* begin MATERIAL PROVIDED *

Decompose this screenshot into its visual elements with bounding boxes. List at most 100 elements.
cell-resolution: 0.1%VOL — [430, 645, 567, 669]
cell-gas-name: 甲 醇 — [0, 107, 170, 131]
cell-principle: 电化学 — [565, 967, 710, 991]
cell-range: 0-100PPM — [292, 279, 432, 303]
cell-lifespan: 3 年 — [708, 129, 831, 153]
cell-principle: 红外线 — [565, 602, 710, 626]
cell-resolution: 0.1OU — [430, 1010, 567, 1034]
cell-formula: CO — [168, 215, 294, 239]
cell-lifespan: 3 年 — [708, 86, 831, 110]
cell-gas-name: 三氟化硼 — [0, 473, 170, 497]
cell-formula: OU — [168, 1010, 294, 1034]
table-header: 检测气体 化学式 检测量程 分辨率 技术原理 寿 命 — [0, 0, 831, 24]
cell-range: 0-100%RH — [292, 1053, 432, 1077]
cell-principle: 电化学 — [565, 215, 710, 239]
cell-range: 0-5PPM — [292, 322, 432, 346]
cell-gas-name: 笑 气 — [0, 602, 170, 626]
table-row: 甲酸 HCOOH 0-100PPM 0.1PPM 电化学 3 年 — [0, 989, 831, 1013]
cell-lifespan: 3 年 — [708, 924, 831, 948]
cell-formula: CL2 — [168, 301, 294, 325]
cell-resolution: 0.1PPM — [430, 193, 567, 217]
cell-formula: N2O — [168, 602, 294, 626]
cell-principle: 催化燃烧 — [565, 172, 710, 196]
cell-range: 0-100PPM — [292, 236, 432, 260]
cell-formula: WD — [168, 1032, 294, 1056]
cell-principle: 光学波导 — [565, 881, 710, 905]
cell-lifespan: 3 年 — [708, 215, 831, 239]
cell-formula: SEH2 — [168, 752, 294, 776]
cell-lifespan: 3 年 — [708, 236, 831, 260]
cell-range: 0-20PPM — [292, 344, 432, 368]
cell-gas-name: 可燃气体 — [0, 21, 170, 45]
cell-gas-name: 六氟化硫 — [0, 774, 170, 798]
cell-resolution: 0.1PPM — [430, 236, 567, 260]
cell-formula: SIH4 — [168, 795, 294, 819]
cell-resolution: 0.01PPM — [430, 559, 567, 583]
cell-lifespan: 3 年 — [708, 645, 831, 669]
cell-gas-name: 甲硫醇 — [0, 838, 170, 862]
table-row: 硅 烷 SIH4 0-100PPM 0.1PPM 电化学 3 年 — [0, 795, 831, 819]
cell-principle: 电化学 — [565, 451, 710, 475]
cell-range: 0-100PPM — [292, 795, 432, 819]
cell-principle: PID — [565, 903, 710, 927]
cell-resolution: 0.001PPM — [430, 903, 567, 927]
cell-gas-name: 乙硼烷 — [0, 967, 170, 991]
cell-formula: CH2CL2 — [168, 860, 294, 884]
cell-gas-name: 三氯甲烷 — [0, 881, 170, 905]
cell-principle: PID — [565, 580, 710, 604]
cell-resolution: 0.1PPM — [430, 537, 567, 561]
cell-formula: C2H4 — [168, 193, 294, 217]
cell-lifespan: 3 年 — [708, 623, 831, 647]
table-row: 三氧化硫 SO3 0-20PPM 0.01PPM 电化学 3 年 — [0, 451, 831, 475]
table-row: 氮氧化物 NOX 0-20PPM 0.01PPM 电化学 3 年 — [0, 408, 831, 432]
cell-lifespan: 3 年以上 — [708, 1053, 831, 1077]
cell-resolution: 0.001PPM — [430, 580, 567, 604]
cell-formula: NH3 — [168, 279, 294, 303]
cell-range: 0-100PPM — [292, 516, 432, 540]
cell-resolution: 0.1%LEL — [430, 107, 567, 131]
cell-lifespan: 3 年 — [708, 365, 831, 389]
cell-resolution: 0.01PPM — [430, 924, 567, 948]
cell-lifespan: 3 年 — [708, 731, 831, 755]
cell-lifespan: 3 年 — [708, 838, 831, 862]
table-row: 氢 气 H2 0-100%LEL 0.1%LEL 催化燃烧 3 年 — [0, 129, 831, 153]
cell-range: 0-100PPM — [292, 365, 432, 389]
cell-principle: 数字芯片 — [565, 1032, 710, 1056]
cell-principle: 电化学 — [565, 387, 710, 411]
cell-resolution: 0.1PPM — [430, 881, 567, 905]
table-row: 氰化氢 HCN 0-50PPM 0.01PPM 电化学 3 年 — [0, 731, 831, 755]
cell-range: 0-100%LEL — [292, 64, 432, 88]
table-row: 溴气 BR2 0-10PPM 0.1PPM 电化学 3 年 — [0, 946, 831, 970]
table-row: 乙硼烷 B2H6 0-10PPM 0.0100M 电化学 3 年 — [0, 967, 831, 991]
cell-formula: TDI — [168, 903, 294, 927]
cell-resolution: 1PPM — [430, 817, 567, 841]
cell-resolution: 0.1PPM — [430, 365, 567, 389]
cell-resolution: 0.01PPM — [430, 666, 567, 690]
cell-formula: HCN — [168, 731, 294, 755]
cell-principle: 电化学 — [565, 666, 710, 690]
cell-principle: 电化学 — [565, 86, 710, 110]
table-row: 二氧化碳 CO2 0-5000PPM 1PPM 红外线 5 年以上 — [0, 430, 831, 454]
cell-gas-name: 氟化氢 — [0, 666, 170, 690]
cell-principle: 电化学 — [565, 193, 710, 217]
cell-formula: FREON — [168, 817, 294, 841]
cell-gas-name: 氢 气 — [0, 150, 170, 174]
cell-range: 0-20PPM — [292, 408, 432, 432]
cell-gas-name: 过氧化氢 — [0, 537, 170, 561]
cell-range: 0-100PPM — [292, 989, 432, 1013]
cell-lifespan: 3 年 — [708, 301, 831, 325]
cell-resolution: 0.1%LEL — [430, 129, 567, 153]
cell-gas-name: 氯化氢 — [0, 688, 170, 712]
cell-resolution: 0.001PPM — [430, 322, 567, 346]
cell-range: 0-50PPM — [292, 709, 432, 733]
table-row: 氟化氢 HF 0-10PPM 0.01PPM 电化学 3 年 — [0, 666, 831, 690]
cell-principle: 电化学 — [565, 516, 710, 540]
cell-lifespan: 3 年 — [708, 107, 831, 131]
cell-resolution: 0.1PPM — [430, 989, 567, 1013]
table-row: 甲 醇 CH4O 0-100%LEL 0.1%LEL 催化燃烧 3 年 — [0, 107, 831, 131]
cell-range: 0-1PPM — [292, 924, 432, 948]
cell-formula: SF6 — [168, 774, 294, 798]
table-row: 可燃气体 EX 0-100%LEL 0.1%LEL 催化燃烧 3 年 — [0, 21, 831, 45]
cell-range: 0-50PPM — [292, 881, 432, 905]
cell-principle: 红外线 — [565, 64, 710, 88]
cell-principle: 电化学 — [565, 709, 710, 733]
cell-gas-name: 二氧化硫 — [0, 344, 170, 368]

* end MATERIAL PROVIDED *

* SHORT PROBLEM:
Give every line in the rows above as a JSON list of strings, one string per line, leaving out blank lines.

* WRITTEN SOLUTION:
[
  "Decompose this screenshot into its visual elements with bounding boxes. List at most 100 elements.",
  "cell-resolution: 0.1%VOL — [430, 645, 567, 669]",
  "cell-gas-name: 甲 醇 — [0, 107, 170, 131]",
  "cell-principle: 电化学 — [565, 967, 710, 991]",
  "cell-range: 0-100PPM — [292, 279, 432, 303]",
  "cell-lifespan: 3 年 — [708, 129, 831, 153]",
  "cell-principle: 红外线 — [565, 602, 710, 626]",
  "cell-resolution: 0.1OU — [430, 1010, 567, 1034]",
  "cell-formula: CO — [168, 215, 294, 239]",
  "cell-lifespan: 3 年 — [708, 86, 831, 110]",
  "cell-gas-name: 三氟化硼 — [0, 473, 170, 497]",
  "cell-formula: OU — [168, 1010, 294, 1034]",
  "table-header: 检测气体 化学式 检测量程 分辨率 技术原理 寿 命 — [0, 0, 831, 24]",
  "cell-range: 0-100%RH — [292, 1053, 432, 1077]",
  "cell-principle: 电化学 — [565, 215, 710, 239]",
  "cell-range: 0-5PPM — [292, 322, 432, 346]",
  "cell-gas-name: 笑 气 — [0, 602, 170, 626]",
  "table-row: 甲酸 HCOOH 0-100PPM 0.1PPM 电化学 3 年 — [0, 989, 831, 1013]",
  "cell-lifespan: 3 年 — [708, 924, 831, 948]",
  "cell-formula: CL2 — [168, 301, 294, 325]",
  "cell-resolution: 0.1PPM — [430, 193, 567, 217]",
  "cell-formula: N2O — [168, 602, 294, 626]",
  "cell-principle: 催化燃烧 — [565, 172, 710, 196]",
  "cell-range: 0-100PPM — [292, 236, 432, 260]",
  "cell-formula: WD — [168, 1032, 294, 1056]",
  "cell-principle: 光学波导 — [565, 881, 710, 905]",
  "cell-lifespan: 3 年 — [708, 215, 831, 239]",
  "cell-formula: SEH2 — [168, 752, 294, 776]",
  "cell-lifespan: 3 年 — [708, 236, 831, 260]",
  "cell-range: 0-20PPM — [292, 344, 432, 368]",
  "cell-gas-name: 可燃气体 — [0, 21, 170, 45]",
  "cell-gas-name: 六氟化硫 — [0, 774, 170, 798]",
  "cell-resolution: 0.1PPM — [430, 236, 567, 260]",
  "cell-formula: SIH4 — [168, 795, 294, 819]",
  "cell-resolution: 0.01PPM — [430, 559, 567, 583]",
  "cell-lifespan: 3 年 — [708, 645, 831, 669]",
  "cell-gas-name: 甲硫醇 — [0, 838, 170, 862]",
  "table-row: 硅 烷 SIH4 0-100PPM 0.1PPM 电化学 3 年 — [0, 795, 831, 819]",
  "cell-principle: 电化学 — [565, 451, 710, 475]",
  "cell-range: 0-100PPM — [292, 795, 432, 819]",
  "cell-principle: PID — [565, 903, 710, 927]",
  "cell-resolution: 0.001PPM — [430, 903, 567, 927]",
  "cell-gas-name: 乙硼烷 — [0, 967, 170, 991]",
  "cell-formula: CH2CL2 — [168, 860, 294, 884]",
  "cell-gas-name: 三氯甲烷 — [0, 881, 170, 905]",
  "cell-principle: PID — [565, 580, 710, 604]",
  "cell-resolution: 0.1PPM — [430, 537, 567, 561]",
  "cell-formula: C2H4 — [168, 193, 294, 217]",
  "cell-lifespan: 3 年 — [708, 623, 831, 647]",
  "table-row: 三氧化硫 SO3 0-20PPM 0.01PPM 电化学 3 年 — [0, 451, 831, 475]",
  "table-row: 氮氧化物 NOX 0-20PPM 0.01PPM 电化学 3 年 — [0, 408, 831, 432]",
  "cell-lifespan: 3 年以上 — [708, 1053, 831, 1077]",
  "cell-resolution: 0.001PPM — [430, 580, 567, 604]",
  "cell-formula: NH3 — [168, 279, 294, 303]",
  "cell-range: 0-100PPM — [292, 516, 432, 540]",
  "cell-resolution: 0.1%LEL — [430, 107, 567, 131]",
  "cell-lifespan: 3 年 — [708, 365, 831, 389]",
  "cell-resolution: 0.01PPM — [430, 924, 567, 948]",
  "cell-lifespan: 3 年 — [708, 731, 831, 755]",
  "cell-lifespan: 3 年 — [708, 838, 831, 862]",
  "table-row: 氢 气 H2 0-100%LEL 0.1%LEL 催化燃烧 3 年 — [0, 129, 831, 153]",
  "cell-range: 0-100PPM — [292, 365, 432, 389]",
  "cell-principle: 数字芯片 — [565, 1032, 710, 1056]",
  "cell-principle: 电化学 — [565, 387, 710, 411]",
  "cell-resolution: 0.1PPM — [430, 881, 567, 905]",
  "table-row: 氰化氢 HCN 0-50PPM 0.01PPM 电化学 3 年 — [0, 731, 831, 755]",
  "cell-range: 0-100%LEL — [292, 64, 432, 88]",
  "table-row: 溴气 BR2 0-10PPM 0.1PPM 电化学 3 年 — [0, 946, 831, 970]",
  "table-row: 乙硼烷 B2H6 0-10PPM 0.0100M 电化学 3 年 — [0, 967, 831, 991]",
  "cell-formula: TDI — [168, 903, 294, 927]",
  "cell-resolution: 1PPM — [430, 817, 567, 841]",
  "cell-resolution: 0.1PPM — [430, 365, 567, 389]",
  "cell-resolution: 0.01PPM — [430, 666, 567, 690]",
  "cell-formula: HCN — [168, 731, 294, 755]",
  "cell-principle: 电化学 — [565, 666, 710, 690]",
  "cell-principle: 电化学 — [565, 86, 710, 110]",
  "table-row: 二氧化碳 CO2 0-5000PPM 1PPM 红外线 5 年以上 — [0, 430, 831, 454]",
  "cell-gas-name: 氟化氢 — [0, 666, 170, 690]",
  "cell-principle: 电化学 — [565, 193, 710, 217]",
  "cell-formula: FREON — [168, 817, 294, 841]",
  "cell-gas-name: 氢 气 — [0, 150, 170, 174]",
  "cell-range: 0-20PPM — [292, 408, 432, 432]",
  "cell-gas-name: 过氧化氢 — [0, 537, 170, 561]",
  "cell-range: 0-100PPM — [292, 989, 432, 1013]",
  "cell-lifespan: 3 年 — [708, 301, 831, 325]",
  "cell-resolution: 0.1%LEL — [430, 129, 567, 153]",
  "cell-gas-name: 氯化氢 — [0, 688, 170, 712]",
  "cell-resolution: 0.001PPM — [430, 322, 567, 346]",
  "cell-range: 0-50PPM — [292, 709, 432, 733]",
  "table-row: 氟化氢 HF 0-10PPM 0.01PPM 电化学 3 年 — [0, 666, 831, 690]",
  "cell-principle: 电化学 — [565, 516, 710, 540]",
  "cell-lifespan: 3 年 — [708, 107, 831, 131]",
  "cell-resolution: 0.1PPM — [430, 989, 567, 1013]",
  "table-row: 甲 醇 CH4O 0-100%LEL 0.1%LEL 催化燃烧 3 年 — [0, 107, 831, 131]",
  "cell-range: 0-1PPM — [292, 924, 432, 948]",
  "cell-formula: SF6 — [168, 774, 294, 798]",
  "table-row: 可燃气体 EX 0-100%LEL 0.1%LEL 催化燃烧 3 年 — [0, 21, 831, 45]",
  "cell-range: 0-50PPM — [292, 881, 432, 905]",
  "cell-principle: 红外线 — [565, 64, 710, 88]",
  "cell-principle: 电化学 — [565, 709, 710, 733]",
  "cell-gas-name: 二氧化硫 — [0, 344, 170, 368]"
]